- **DATA PROVIDED**:
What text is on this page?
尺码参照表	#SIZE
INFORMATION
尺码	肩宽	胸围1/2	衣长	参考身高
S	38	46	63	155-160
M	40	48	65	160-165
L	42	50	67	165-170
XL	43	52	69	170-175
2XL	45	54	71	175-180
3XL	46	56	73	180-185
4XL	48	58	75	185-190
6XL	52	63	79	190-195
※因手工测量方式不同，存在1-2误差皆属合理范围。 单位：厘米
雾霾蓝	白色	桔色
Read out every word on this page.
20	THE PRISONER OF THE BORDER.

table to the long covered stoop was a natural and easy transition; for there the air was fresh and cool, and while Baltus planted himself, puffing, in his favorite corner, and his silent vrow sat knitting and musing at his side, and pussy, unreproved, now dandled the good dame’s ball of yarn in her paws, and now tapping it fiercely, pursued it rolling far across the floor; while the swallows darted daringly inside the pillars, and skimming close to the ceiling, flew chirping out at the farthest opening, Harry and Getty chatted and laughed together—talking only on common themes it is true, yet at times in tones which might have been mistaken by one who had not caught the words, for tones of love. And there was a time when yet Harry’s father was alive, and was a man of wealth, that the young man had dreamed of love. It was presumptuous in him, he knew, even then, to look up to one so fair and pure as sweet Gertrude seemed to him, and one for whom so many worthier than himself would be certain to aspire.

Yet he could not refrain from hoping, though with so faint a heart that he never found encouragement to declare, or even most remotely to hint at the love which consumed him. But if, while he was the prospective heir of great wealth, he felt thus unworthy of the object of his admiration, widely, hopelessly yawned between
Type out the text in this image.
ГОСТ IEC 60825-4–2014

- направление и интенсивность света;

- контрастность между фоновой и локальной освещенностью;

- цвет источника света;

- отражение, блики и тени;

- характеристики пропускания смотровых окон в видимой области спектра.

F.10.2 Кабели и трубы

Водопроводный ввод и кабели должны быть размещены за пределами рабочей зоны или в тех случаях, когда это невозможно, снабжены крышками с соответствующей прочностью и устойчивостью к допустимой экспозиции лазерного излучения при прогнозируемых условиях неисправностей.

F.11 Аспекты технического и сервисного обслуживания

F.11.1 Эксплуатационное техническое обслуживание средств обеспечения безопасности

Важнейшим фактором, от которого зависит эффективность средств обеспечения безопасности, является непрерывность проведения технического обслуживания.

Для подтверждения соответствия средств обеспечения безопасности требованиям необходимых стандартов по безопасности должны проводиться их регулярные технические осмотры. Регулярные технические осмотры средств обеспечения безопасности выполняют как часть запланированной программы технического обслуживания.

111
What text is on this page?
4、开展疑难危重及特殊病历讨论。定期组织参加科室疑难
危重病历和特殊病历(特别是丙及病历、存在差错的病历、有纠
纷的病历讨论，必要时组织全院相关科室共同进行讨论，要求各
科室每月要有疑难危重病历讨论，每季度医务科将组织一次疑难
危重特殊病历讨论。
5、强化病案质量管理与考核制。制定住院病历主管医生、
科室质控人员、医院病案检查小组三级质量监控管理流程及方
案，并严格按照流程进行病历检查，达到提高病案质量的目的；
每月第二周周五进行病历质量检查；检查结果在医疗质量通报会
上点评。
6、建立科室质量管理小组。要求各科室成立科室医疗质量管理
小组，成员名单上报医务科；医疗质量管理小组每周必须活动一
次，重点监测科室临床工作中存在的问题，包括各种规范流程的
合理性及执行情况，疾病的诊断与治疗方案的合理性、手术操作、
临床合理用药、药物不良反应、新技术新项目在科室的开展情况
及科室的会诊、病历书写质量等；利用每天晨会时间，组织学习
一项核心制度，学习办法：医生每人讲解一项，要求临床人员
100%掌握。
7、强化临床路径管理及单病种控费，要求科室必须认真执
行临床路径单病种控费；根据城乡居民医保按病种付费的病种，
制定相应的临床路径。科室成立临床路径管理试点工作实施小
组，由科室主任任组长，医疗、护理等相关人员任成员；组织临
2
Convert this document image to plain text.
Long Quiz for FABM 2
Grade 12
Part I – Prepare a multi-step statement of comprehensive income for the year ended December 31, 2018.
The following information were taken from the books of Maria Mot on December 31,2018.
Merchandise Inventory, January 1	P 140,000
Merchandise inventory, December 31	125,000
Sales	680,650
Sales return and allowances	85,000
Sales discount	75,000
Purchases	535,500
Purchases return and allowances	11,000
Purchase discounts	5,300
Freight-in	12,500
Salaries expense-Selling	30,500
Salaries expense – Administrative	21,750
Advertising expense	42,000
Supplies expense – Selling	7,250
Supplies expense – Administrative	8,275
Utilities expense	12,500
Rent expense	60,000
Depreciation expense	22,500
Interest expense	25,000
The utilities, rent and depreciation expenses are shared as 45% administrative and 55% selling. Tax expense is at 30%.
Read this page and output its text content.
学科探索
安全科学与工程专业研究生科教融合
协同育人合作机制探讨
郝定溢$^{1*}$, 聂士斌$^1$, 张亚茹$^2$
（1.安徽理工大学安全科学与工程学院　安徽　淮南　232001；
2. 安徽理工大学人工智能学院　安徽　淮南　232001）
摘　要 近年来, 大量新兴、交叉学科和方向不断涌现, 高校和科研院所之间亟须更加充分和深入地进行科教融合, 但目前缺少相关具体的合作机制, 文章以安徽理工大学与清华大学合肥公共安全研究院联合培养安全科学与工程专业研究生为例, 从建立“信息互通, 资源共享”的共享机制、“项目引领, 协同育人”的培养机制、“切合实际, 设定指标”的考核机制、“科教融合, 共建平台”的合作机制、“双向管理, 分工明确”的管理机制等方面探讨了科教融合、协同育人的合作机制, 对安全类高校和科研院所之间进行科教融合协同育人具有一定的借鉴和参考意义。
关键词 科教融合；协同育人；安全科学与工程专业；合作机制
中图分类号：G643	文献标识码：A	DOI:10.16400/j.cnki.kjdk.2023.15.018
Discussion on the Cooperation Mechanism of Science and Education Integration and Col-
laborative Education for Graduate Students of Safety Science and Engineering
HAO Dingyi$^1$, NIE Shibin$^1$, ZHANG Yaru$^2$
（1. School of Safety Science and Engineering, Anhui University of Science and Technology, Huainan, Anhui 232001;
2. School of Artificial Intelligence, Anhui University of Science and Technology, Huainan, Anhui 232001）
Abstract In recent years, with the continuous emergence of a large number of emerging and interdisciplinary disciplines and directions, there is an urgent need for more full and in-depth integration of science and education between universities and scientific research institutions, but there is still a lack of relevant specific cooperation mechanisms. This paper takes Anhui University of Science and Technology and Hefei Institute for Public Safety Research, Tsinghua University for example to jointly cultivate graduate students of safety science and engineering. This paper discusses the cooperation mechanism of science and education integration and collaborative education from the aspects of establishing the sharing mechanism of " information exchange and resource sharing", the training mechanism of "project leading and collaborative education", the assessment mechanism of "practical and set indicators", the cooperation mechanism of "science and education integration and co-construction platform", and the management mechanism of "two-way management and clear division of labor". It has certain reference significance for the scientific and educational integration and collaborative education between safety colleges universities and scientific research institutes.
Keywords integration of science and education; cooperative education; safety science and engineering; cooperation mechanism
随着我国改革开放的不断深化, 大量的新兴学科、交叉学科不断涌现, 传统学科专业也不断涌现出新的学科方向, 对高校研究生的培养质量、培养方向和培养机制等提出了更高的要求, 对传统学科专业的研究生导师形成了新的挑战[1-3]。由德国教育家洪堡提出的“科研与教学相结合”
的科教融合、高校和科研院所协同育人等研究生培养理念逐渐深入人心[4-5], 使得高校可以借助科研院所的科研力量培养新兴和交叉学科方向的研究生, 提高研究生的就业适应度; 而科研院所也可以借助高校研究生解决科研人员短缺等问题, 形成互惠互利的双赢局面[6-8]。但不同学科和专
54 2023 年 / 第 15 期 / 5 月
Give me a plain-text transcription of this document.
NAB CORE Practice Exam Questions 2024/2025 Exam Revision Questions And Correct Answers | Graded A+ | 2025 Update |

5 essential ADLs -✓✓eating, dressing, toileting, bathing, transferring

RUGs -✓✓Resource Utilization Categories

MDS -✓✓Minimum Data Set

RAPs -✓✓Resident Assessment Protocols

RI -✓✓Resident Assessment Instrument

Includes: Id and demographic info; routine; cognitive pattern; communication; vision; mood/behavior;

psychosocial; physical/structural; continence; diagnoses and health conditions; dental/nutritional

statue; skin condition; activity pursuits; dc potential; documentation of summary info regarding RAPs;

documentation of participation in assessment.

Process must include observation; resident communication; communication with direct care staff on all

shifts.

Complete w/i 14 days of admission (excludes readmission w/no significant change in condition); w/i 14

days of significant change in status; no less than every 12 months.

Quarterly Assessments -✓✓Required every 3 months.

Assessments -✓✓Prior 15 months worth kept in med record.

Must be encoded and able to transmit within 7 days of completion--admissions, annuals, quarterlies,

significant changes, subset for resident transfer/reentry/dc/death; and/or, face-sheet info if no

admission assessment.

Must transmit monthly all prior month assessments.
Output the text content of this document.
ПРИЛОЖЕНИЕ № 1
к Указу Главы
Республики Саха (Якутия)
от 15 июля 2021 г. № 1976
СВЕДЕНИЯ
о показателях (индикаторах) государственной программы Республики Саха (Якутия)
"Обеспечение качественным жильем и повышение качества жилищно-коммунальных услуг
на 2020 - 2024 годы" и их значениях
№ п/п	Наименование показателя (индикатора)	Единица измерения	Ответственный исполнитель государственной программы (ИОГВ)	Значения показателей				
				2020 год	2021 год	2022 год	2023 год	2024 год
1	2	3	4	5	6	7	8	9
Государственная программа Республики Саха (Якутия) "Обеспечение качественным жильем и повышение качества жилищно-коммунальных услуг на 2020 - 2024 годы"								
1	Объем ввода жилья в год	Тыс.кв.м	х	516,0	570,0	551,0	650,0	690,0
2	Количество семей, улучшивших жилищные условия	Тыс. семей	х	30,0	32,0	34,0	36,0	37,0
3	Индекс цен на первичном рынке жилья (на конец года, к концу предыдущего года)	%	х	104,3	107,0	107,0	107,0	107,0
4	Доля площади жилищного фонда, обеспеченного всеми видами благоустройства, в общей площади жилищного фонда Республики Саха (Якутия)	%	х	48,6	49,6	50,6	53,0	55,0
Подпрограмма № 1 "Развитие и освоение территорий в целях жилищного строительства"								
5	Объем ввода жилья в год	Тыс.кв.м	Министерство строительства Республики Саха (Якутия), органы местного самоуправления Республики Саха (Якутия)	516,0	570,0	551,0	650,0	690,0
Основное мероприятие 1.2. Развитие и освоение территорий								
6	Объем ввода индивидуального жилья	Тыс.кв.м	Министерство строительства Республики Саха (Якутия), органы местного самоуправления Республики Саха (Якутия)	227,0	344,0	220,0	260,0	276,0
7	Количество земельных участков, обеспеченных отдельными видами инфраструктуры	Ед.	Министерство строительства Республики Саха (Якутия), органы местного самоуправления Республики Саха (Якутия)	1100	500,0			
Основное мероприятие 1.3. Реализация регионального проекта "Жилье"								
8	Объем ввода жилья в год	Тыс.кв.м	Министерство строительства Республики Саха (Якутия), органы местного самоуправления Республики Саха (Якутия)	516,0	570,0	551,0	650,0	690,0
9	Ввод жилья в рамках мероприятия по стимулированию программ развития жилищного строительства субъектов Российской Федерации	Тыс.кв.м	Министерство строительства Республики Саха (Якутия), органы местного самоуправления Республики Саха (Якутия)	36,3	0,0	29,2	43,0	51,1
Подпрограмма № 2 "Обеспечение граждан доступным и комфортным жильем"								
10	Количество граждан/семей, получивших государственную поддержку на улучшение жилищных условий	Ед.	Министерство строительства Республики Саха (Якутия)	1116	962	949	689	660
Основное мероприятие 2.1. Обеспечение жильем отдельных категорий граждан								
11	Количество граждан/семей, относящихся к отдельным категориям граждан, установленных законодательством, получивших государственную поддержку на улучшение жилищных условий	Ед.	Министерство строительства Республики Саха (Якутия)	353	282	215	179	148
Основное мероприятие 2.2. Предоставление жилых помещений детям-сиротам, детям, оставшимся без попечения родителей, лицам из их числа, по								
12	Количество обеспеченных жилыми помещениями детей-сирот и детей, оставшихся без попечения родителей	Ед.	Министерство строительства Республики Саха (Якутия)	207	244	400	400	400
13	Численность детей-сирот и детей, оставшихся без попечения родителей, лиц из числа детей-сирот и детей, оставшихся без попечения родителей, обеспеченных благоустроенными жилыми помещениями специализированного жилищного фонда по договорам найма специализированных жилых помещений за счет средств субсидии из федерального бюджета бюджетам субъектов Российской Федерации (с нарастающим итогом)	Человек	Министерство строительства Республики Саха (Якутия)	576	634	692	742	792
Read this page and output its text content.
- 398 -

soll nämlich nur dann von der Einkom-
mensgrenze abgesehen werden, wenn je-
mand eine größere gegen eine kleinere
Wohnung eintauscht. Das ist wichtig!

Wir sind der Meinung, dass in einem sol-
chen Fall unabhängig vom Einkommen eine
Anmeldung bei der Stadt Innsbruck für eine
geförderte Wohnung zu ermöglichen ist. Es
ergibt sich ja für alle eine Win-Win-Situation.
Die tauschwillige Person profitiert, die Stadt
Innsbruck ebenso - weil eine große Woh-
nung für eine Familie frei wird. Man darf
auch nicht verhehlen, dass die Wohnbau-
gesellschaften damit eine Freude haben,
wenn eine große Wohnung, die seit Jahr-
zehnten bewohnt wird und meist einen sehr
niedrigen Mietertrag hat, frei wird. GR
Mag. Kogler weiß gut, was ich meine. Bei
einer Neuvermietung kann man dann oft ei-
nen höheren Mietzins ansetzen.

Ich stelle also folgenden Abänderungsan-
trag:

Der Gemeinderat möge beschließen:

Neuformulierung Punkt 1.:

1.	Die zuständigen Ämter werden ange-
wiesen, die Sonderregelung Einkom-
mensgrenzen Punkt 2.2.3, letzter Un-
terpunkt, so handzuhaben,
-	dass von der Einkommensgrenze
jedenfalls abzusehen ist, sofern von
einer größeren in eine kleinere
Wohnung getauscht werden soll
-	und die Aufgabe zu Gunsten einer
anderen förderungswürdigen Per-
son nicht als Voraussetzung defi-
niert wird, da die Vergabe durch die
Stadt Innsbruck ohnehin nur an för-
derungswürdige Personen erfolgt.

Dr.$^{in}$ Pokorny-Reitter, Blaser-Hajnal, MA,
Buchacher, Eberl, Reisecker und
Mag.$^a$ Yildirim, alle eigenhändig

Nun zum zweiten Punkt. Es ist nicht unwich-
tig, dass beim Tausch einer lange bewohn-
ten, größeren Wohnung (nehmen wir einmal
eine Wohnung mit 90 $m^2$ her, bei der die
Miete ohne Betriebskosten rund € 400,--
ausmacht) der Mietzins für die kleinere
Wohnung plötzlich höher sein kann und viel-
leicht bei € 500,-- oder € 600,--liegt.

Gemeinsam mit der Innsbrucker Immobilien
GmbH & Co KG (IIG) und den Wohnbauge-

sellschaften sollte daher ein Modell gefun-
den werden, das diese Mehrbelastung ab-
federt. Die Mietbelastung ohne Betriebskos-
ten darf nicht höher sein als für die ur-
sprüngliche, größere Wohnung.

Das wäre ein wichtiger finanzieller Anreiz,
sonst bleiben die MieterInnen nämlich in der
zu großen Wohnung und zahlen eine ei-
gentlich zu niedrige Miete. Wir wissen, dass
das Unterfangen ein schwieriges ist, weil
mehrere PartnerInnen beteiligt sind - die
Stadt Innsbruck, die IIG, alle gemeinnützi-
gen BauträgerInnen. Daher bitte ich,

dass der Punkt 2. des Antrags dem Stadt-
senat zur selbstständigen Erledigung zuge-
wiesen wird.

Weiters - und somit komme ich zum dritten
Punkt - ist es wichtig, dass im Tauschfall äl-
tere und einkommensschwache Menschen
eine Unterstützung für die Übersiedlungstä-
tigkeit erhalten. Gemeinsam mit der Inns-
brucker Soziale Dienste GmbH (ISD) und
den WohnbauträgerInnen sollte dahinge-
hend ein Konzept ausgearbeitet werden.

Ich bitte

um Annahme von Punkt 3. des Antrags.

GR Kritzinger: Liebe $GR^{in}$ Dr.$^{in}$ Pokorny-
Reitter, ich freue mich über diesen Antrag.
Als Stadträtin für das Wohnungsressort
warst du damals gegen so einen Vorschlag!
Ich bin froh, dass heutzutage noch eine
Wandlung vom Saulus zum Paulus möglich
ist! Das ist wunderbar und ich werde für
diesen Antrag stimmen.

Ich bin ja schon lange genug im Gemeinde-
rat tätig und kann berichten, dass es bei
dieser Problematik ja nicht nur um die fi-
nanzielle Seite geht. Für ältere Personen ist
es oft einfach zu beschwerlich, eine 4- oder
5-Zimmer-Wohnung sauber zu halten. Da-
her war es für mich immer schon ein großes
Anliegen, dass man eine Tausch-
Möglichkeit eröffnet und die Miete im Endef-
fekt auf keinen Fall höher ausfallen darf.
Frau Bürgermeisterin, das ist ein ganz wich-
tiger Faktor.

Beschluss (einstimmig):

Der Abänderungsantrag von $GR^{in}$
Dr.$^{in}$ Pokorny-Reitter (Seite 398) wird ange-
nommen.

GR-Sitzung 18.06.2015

- **WHAT THE TASK ASKS**: Of the lines in this material, state how many hold the string "return". Write no other words.

- **COMPLETED EXERCISE**: 2